> [Direction]
Find the string "gaap" in the data, then copy every line where it is found.

> [Provided information]
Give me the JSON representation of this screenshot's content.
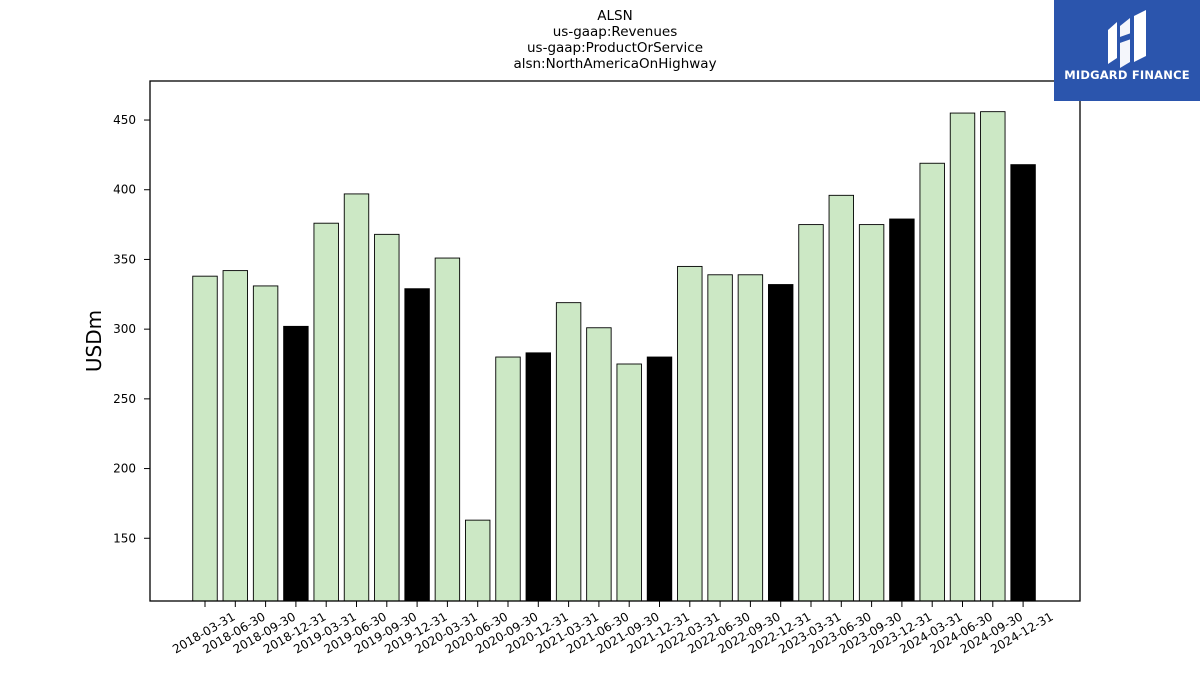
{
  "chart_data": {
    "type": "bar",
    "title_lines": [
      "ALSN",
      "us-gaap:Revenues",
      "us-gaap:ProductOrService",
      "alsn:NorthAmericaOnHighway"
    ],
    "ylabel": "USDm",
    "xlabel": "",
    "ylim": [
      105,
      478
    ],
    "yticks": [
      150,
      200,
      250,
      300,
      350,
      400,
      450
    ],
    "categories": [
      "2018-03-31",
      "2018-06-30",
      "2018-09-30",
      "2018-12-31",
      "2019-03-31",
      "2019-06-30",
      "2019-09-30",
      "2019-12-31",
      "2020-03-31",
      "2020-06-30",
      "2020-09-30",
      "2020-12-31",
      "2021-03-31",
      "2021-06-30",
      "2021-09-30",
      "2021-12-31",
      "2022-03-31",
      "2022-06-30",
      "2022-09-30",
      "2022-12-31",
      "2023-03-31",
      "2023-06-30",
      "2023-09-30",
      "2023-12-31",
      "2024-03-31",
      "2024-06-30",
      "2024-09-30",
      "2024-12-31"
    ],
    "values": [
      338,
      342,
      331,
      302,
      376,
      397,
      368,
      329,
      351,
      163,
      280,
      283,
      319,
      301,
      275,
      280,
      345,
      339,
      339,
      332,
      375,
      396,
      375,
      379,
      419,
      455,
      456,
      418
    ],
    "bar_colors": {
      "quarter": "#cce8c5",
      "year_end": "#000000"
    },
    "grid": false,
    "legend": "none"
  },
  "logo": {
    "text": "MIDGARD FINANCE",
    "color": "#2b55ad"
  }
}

> [Worked solution]
      "us-gaap:Revenues",
      "us-gaap:ProductOrService",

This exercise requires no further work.